Repeat every record below exactly as written.

____

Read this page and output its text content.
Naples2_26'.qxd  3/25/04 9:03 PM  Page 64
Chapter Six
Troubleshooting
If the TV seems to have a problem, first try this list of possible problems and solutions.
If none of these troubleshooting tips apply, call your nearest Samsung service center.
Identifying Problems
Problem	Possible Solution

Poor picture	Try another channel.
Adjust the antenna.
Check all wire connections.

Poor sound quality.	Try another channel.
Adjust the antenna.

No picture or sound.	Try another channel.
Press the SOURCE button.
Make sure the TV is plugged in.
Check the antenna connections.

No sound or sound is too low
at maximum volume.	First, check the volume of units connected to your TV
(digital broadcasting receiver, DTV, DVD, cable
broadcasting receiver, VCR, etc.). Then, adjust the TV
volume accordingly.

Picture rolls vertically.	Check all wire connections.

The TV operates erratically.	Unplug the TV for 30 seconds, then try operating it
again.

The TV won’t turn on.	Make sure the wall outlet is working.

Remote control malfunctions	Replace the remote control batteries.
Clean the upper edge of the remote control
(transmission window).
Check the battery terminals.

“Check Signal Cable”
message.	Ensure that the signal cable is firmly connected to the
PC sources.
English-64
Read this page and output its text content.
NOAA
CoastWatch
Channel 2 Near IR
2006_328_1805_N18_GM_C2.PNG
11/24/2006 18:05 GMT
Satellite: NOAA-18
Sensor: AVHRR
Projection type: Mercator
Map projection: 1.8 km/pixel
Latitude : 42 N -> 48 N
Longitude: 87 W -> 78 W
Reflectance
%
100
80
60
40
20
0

____

TASK ANSWER
Read this page and output its text content.
Naples2_26'.qxd  3/25/04 9:03 PM  Page 64
Chapter Six
Troubleshooting
If the TV seems to have a problem, first try this list of possible problems and solutions.
If none of these troubleshooting tips apply, call your nearest Samsung service center.
Identifying Problems
Problem	Possible Solution

Poor picture	Try another channel.
Adjust the antenna.
Check all wire connections.

Poor sound quality.	Try another channel.
Adjust the antenna.

No picture or sound.	Try another channel.
Press the SOURCE button.
Make sure the TV is plugged in.
Check the antenna connections.

No sound or sound is too low
at maximum volume.	First, check the volume of units connected to your TV
(digital broadcasting receiver, DTV, DVD, cable
broadcasting receiver, VCR, etc.). Then, adjust the TV
volume accordingly.

Picture rolls vertically.	Check all wire connections.

The TV operates erratically.	Unplug the TV for 30 seconds, then try operating it
again.

The TV won’t turn on.	Make sure the wall outlet is working.

Remote control malfunctions	Replace the remote control batteries.
Clean the upper edge of the remote control
(transmission window).
Check the battery terminals.

“Check Signal Cable”
message.	Ensure that the signal cable is firmly connected to the
PC sources.
English-64
Read this page and output its text content.
NOAA
CoastWatch
Channel 2 Near IR
2006_328_1805_N18_GM_C2.PNG
11/24/2006 18:05 GMT
Satellite: NOAA-18
Sensor: AVHRR
Projection type: Mercator
Map projection: 1.8 km/pixel
Latitude : 42 N -> 48 N
Longitude: 87 W -> 78 W
Reflectance
%
100
80
60
40
20
0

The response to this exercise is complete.